Source:
Ce soir, comme promis, continuons notre lecture du livre II d'Ab Urbe Condita (= "Depuis la fondation de Rome") de Tite-Live ! Au menu, des patriciens vexés, des légendes héroïsant à mort les grandes familles et beaucoup, beaucoup, beaucoup de bisbilles autour de lois pour savoir à qui que sont les champs.
Tite-Live, livre II, épisode 2 : un THREAD
Mais tout d'abord, si vous découvrez ce thread et n'avez point lu du Livounet, retrouvez les épisodes précédents ici :
> Livre I, épisode 1 : la royauté, jusqu'ici tout va bien : https://mastodon.top/@hist_myth/112792214027813066
> Livre I, épisode 2 : la royauté, c'est carrément le déclin : https://mastodon.top/@hist_myth/112831548405415415
> Livre II, épisode 1 : la république et la Lutte des Ordres, le début (et pas la fin) : https://mastodon.top/@hist_myth/112916453684941402
DONC ! Dans l'épisode précédent, les grandes familles patriciennes s'étaient vues contraintes et forcées de créer des tribuns de la plèbe détenant droit de veto et inviolabilité.
Et OH BOY comme ils vont le regretter.
ET OOOOH BOY comme ça va se sentir dans les sources.

Extrait de la source:
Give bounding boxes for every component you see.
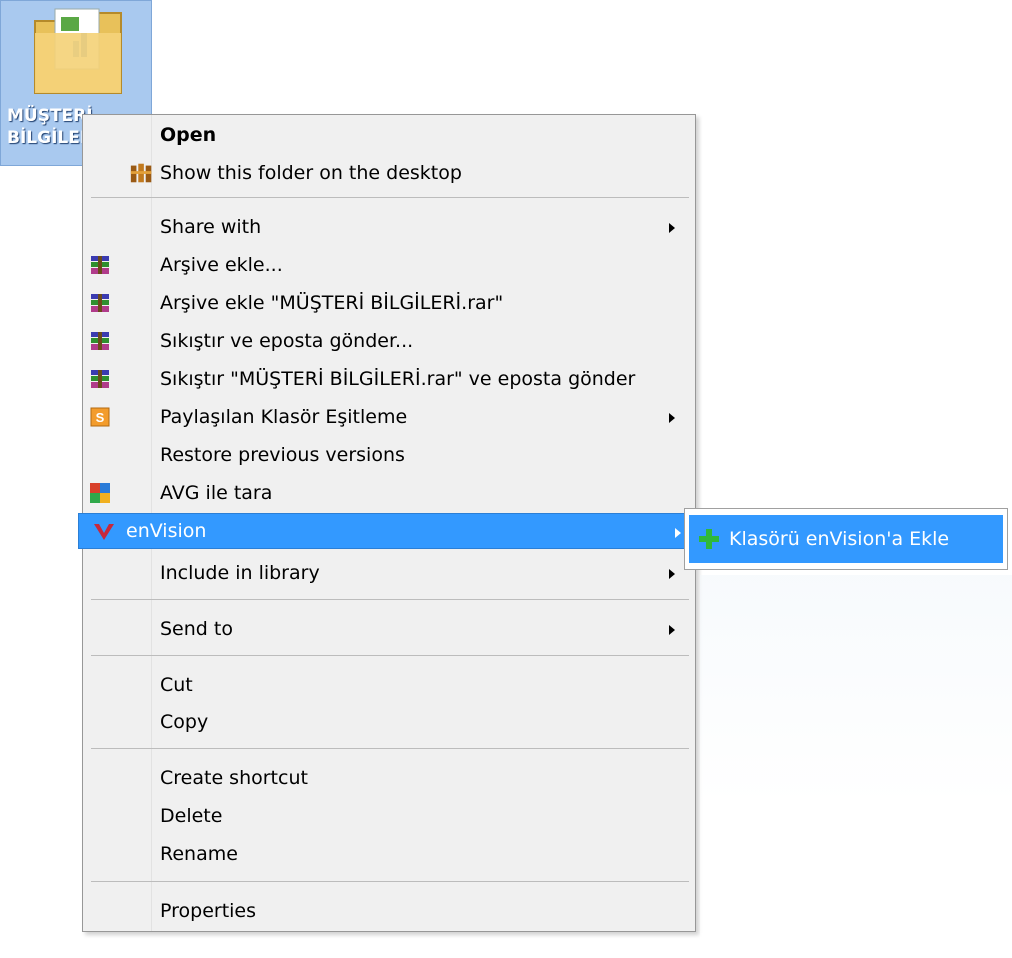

Consignes:
a - Transcrivez le passage du fil sur Tite-Live qui va de « Tite-Live, livre II, épisode » jusqu'à « vont le regretter. ».
b - Répondez aux questions suivantes à partir du fil sur Tite-Live.
(i) Quelle traduction le fil donne-t-il du titre « Ab Urbe Condita » ?
(ii) Quel est l'intitulé de l'épisode 2 du livre I ?
(iii) De quels pouvoirs disposaient les tribuns de la plèbe créés par les grandes familles patriciennes ?

Réponses:
a -
Tite-Live, livre II, épisode 2 : un THREAD
Mais tout d'abord, si vous découvrez ce thread et n'avez point lu du Livounet, retrouvez les épisodes précédents ici :
> Livre I, épisode 1 : la royauté, jusqu'ici tout va bien : https://mastodon.top/@hist_myth/112792214027813066
> Livre I, épisode 2 : la royauté, c'est carrément le déclin : https://mastodon.top/@hist_myth/112831548405415415
> Livre II, épisode 1 : la république et la Lutte des Ordres, le début (et pas la fin) : https://mastodon.top/@hist_myth/112916453684941402
DONC ! Dans l'épisode précédent, les grandes familles patriciennes s'étaient vues contraintes et forcées de créer des tribuns de la plèbe détenant droit de veto et inviolabilité.
Et OH BOY comme ils vont le regretter.

b -
(i) « Depuis la fondation de Rome ».
(ii) « la royauté, c'est carrément le déclin ».
(iii) Le droit de veto et l'inviolabilité.